■ **INPUT MATERIAL**

::::::::

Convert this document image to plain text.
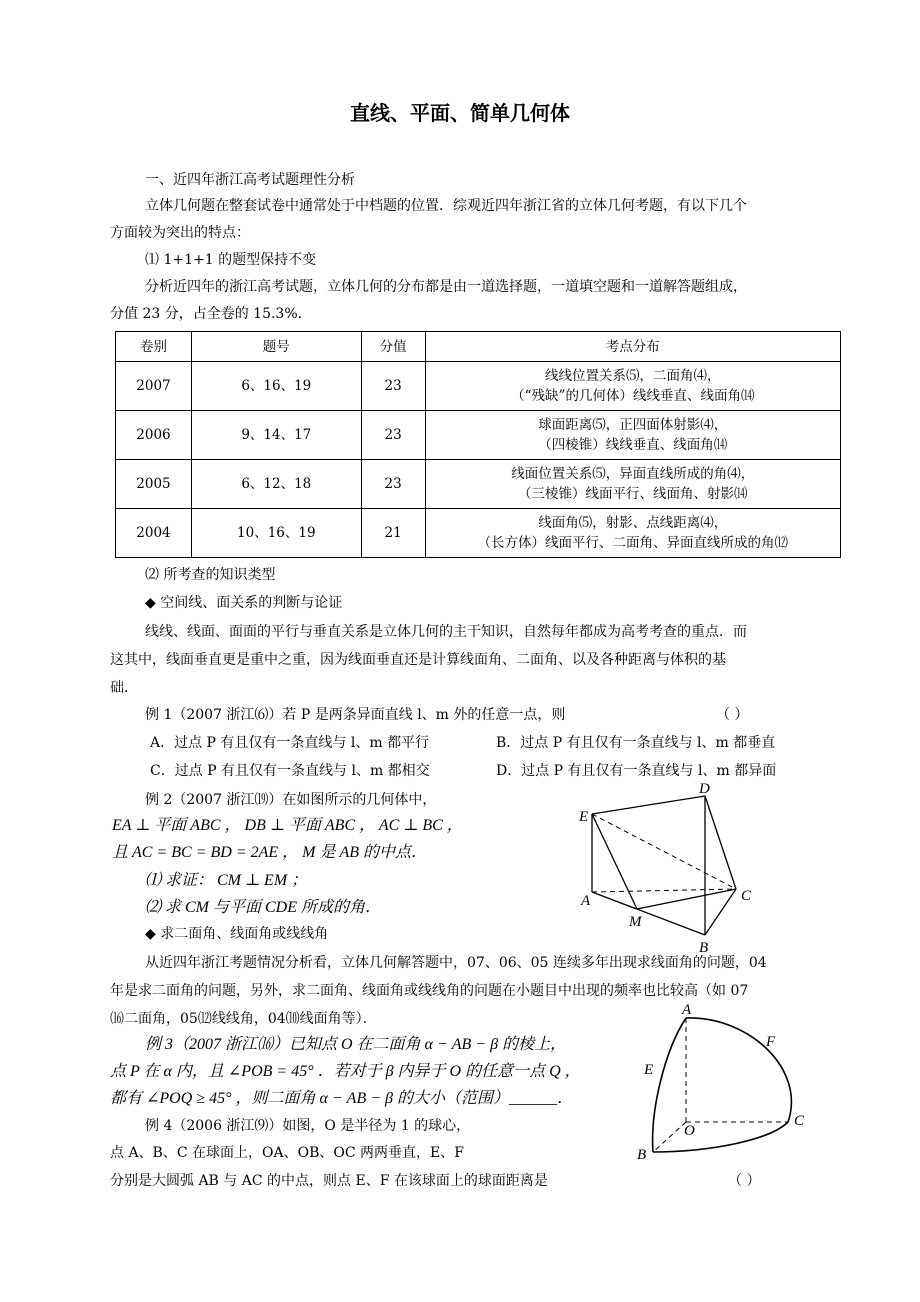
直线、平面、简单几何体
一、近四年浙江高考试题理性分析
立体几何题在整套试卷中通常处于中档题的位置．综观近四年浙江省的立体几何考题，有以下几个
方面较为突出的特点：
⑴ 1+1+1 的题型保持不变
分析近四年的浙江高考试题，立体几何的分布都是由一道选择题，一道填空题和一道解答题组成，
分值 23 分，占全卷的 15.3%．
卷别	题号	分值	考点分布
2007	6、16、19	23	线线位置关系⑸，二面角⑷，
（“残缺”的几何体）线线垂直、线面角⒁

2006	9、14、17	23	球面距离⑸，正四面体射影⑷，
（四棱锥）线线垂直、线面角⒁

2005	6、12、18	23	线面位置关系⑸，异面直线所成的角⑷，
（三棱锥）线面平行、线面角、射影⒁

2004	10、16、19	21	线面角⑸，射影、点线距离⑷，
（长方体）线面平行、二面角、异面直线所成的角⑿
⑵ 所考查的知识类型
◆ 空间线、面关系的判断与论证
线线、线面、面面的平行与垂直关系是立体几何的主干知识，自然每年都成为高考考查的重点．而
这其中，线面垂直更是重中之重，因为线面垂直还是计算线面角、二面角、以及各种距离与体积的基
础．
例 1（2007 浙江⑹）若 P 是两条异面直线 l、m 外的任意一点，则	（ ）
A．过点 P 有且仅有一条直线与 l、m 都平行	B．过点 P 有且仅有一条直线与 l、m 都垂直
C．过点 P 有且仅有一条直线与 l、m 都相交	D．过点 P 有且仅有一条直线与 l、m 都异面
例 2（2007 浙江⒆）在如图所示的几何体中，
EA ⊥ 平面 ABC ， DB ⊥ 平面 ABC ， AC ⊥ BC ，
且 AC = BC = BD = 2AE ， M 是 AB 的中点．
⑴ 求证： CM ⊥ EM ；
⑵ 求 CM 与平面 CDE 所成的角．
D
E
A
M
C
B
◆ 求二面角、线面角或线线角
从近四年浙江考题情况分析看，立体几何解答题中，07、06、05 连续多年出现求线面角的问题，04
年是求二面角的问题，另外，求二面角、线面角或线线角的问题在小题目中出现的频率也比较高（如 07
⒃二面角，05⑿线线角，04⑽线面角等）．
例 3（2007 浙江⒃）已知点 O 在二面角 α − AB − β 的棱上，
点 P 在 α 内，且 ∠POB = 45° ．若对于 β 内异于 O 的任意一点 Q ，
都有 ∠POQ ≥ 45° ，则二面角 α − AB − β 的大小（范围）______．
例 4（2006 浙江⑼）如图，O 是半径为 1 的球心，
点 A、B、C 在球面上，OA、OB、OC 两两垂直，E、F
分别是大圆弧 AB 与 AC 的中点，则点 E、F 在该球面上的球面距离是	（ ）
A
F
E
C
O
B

::::::::

■ **GIVEN REQUEST**
Copy out each line of the data where the string "求二面角" appears.

■ **RESULT OF THE EXERCISE**
◆ 求二面角、线面角或线线角
年是求二面角的问题，另外，求二面角、线面角或线线角的问题在小题目中出现的频率也比较高（如 07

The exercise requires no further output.